— Data for this exercise —
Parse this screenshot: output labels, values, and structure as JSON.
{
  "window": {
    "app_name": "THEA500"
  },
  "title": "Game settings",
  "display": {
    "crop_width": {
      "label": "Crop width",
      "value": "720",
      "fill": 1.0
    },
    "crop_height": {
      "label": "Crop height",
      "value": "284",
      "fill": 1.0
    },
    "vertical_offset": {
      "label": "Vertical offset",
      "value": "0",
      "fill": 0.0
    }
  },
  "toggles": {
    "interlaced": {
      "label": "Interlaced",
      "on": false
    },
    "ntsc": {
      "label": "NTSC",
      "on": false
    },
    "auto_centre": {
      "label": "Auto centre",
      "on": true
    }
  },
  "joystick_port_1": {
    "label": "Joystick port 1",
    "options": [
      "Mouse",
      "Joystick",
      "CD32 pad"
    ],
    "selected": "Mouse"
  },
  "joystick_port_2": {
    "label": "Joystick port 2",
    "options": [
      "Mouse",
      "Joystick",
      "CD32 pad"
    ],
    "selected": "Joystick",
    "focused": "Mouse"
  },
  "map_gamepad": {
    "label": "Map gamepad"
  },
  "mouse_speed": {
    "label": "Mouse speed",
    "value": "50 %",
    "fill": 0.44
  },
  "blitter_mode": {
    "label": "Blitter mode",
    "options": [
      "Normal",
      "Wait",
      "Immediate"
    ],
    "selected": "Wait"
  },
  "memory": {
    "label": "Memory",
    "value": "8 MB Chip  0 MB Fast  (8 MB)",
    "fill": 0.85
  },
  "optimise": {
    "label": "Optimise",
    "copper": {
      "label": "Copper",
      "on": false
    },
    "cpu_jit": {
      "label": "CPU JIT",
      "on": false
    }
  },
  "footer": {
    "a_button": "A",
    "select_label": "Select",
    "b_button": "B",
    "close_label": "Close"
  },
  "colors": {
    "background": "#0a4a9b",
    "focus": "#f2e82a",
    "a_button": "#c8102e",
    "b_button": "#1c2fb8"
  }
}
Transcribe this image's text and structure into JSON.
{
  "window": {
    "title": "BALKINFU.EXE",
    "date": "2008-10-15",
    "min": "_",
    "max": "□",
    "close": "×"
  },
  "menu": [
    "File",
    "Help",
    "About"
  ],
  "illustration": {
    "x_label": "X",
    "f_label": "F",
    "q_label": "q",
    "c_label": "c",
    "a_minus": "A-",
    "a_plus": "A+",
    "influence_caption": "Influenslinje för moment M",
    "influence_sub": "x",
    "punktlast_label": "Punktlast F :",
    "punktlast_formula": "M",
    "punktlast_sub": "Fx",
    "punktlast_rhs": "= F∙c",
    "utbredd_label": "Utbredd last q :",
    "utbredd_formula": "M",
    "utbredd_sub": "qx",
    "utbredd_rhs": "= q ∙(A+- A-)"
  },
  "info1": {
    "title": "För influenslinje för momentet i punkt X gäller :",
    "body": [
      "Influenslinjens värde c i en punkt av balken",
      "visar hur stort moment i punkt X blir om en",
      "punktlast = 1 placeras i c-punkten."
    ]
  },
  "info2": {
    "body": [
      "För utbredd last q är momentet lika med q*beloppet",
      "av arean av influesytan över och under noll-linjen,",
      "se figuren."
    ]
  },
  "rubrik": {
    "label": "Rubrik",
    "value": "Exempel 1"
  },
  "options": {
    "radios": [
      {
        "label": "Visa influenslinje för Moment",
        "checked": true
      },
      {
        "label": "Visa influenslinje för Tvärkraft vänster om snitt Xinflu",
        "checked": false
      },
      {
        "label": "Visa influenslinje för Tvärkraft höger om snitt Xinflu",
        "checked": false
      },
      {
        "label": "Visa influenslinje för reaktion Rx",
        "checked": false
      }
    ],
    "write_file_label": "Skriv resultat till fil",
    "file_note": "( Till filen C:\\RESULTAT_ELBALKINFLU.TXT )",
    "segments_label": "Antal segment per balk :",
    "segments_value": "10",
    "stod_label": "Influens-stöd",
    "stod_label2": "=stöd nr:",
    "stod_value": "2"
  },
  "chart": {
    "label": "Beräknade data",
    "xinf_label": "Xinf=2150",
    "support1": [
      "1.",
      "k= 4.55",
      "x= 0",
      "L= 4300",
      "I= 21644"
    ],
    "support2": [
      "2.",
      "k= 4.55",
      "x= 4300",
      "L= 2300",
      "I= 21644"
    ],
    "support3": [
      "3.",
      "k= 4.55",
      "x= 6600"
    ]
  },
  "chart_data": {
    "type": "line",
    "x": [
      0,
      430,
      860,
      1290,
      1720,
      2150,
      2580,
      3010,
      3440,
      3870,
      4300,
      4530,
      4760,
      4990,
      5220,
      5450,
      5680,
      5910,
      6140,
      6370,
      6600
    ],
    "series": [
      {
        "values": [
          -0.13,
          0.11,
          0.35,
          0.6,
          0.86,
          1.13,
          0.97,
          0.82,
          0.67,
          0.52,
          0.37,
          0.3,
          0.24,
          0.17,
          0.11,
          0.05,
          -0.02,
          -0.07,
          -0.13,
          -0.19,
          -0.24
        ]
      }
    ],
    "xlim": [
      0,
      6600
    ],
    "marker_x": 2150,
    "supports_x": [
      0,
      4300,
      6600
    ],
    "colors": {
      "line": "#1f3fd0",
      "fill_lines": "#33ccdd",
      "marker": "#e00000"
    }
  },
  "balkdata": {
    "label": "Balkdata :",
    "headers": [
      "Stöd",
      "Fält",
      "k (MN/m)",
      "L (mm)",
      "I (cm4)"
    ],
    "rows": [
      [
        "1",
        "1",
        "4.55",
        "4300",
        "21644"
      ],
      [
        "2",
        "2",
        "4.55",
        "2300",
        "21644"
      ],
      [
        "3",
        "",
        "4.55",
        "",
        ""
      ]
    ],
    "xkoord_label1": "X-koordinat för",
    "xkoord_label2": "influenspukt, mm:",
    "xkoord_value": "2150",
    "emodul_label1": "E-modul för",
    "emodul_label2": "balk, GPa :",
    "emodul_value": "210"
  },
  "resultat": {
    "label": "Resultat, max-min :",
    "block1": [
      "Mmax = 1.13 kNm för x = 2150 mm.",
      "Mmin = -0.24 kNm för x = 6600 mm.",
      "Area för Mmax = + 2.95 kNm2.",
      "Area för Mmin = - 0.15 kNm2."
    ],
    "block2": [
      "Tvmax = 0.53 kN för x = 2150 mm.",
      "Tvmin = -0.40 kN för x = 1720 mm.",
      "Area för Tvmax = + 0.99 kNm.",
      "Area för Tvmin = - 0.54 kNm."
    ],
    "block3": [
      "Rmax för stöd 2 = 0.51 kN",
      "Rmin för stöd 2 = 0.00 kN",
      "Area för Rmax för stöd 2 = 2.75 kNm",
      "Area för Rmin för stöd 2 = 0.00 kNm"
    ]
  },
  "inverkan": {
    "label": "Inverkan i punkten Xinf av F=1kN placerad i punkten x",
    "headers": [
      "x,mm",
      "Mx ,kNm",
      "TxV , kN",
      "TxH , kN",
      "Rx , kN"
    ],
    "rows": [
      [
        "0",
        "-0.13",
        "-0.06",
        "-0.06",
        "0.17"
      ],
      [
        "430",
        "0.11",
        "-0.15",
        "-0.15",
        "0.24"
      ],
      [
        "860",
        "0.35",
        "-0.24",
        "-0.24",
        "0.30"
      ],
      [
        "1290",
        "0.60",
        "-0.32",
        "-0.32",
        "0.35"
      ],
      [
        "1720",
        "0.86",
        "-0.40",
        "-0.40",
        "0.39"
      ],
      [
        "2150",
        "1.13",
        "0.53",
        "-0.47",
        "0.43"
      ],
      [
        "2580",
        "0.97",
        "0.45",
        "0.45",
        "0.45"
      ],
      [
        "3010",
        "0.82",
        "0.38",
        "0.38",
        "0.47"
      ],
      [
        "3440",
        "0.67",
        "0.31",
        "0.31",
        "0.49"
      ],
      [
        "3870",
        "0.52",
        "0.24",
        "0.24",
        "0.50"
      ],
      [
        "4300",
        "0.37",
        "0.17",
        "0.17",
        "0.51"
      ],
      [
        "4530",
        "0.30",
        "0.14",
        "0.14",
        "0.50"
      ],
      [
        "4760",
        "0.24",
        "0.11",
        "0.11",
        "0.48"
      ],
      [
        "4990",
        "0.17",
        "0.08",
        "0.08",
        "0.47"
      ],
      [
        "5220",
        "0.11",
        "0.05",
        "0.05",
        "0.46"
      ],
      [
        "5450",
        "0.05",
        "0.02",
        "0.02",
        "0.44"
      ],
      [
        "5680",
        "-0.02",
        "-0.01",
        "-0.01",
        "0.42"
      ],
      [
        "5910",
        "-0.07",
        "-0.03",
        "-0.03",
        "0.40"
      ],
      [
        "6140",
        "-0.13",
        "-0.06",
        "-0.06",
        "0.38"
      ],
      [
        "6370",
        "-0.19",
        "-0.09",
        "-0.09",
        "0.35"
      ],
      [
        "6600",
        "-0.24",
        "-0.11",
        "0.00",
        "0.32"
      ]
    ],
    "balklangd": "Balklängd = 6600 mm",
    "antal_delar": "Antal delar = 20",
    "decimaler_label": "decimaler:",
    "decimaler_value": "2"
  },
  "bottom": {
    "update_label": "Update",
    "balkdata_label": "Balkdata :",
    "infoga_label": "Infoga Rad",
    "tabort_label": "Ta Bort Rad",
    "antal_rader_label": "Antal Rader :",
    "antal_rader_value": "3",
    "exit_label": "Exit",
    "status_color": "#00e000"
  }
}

— Written problem —
For this exercise, gather every line of the data that contains the word "Xinflu".

— Response —
        "label": "Visa influenslinje för Tvärkraft vänster om snitt Xinflu",
        "label": "Visa influenslinje för Tvärkraft höger om snitt Xinflu",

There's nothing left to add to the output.